# DATASET ENTRIES

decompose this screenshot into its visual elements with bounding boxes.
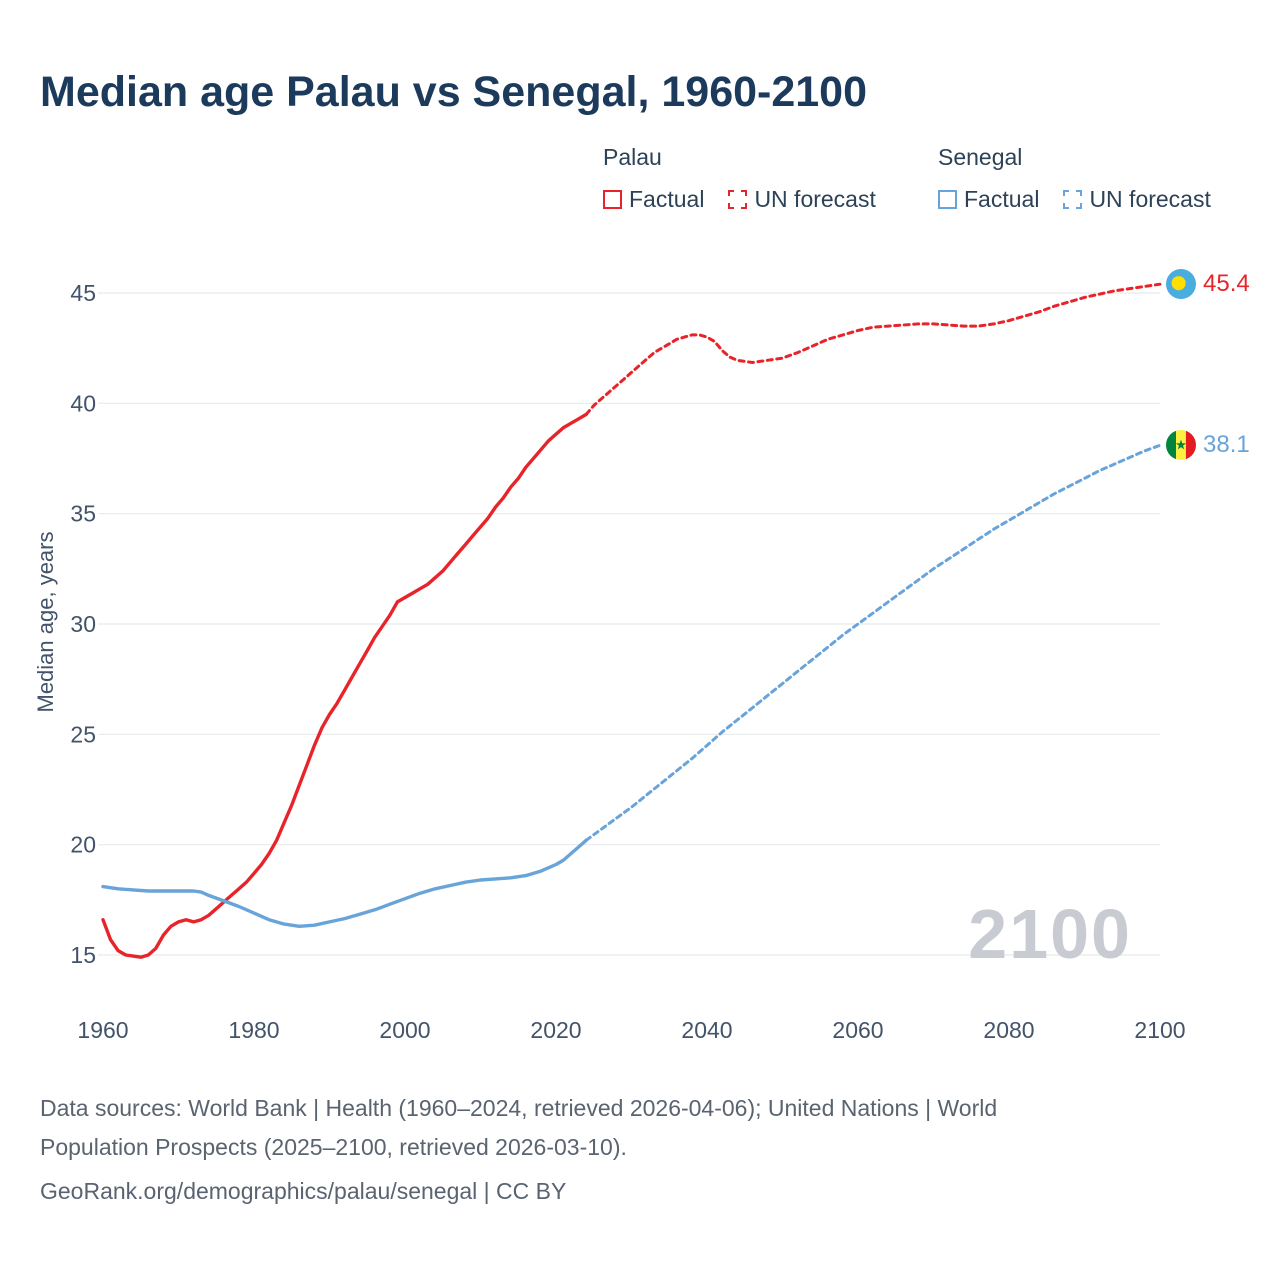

* * *

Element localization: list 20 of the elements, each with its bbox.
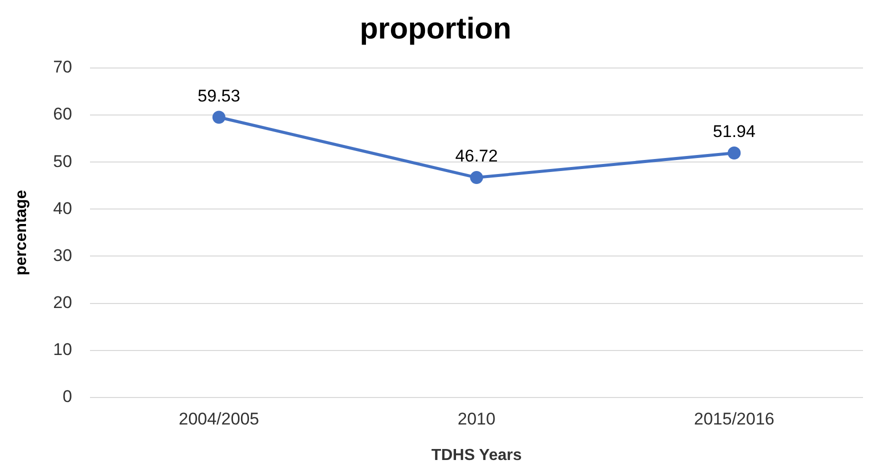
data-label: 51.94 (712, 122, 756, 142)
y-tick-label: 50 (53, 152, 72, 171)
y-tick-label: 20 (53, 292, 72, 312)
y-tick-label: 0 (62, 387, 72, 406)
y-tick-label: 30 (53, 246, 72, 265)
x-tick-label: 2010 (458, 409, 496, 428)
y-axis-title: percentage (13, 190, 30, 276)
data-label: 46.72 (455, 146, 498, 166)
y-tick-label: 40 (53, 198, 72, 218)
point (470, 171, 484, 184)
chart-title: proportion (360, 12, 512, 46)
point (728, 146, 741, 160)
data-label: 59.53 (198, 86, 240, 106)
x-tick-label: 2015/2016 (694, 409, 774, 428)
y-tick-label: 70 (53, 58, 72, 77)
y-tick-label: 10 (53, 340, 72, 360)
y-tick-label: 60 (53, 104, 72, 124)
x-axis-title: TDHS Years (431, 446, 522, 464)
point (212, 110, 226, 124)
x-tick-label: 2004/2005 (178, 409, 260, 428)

--

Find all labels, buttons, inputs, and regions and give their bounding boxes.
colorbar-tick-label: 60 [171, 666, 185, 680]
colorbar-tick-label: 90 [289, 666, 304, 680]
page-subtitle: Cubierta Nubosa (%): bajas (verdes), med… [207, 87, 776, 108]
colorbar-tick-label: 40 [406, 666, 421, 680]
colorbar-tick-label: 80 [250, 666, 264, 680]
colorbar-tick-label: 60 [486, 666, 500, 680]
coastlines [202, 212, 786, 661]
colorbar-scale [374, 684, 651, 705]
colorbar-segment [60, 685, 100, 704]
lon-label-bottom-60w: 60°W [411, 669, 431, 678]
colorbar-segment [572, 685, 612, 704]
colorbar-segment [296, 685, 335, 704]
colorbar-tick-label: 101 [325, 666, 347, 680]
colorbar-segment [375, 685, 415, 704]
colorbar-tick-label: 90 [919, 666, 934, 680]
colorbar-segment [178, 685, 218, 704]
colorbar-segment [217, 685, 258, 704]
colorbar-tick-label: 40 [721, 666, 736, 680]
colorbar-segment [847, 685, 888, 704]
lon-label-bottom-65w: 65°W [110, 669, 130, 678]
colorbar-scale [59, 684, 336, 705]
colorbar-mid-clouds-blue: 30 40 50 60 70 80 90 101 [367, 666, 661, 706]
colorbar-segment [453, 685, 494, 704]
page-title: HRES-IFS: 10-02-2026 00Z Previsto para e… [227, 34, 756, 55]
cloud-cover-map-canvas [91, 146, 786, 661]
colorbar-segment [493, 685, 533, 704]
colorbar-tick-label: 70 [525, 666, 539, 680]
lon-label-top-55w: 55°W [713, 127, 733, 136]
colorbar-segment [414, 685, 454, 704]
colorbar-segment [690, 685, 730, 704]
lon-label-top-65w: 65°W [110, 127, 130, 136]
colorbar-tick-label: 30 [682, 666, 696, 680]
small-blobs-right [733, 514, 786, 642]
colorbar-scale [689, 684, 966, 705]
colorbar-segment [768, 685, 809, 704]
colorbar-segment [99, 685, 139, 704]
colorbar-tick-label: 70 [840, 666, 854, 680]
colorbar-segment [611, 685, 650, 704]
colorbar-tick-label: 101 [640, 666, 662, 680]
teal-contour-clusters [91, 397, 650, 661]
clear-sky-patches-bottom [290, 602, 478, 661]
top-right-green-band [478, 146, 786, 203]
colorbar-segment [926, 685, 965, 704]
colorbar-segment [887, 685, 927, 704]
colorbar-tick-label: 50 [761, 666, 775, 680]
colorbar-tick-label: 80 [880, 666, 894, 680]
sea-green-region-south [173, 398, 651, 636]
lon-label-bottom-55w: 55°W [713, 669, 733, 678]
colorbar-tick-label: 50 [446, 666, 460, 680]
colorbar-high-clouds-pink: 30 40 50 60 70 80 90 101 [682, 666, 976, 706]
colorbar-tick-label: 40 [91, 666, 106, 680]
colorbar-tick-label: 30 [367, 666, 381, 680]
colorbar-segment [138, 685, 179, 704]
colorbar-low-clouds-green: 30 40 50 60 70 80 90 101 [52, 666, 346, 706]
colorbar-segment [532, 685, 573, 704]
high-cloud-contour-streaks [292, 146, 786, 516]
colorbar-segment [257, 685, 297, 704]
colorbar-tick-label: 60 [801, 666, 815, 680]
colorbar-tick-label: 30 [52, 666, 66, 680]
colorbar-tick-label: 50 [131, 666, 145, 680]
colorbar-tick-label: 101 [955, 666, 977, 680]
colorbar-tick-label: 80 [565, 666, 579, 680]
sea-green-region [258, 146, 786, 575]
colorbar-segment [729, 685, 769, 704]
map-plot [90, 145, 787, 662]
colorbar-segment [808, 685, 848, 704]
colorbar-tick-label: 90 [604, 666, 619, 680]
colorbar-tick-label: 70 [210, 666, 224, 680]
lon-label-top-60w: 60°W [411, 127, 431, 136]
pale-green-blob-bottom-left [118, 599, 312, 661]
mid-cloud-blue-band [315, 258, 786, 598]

# WRITTEN INSTRUCTION
Copy out everything from the item line containing "Element localization: list" down to the line containing "point (728, 146, 741, 160)", and leave out the picture.

# RESPONSE TO THE EXERCISE
Element localization: list 20 of the elements, each with its bbox.
data-label: 51.94 (712, 122, 756, 142)
y-tick-label: 50 (53, 152, 72, 171)
y-tick-label: 20 (53, 292, 72, 312)
y-tick-label: 0 (62, 387, 72, 406)
y-tick-label: 30 (53, 246, 72, 265)
x-tick-label: 2010 (458, 409, 496, 428)
y-axis-title: percentage (13, 190, 30, 276)
data-label: 46.72 (455, 146, 498, 166)
y-tick-label: 40 (53, 198, 72, 218)
point (470, 171, 484, 184)
chart-title: proportion (360, 12, 512, 46)
point (728, 146, 741, 160)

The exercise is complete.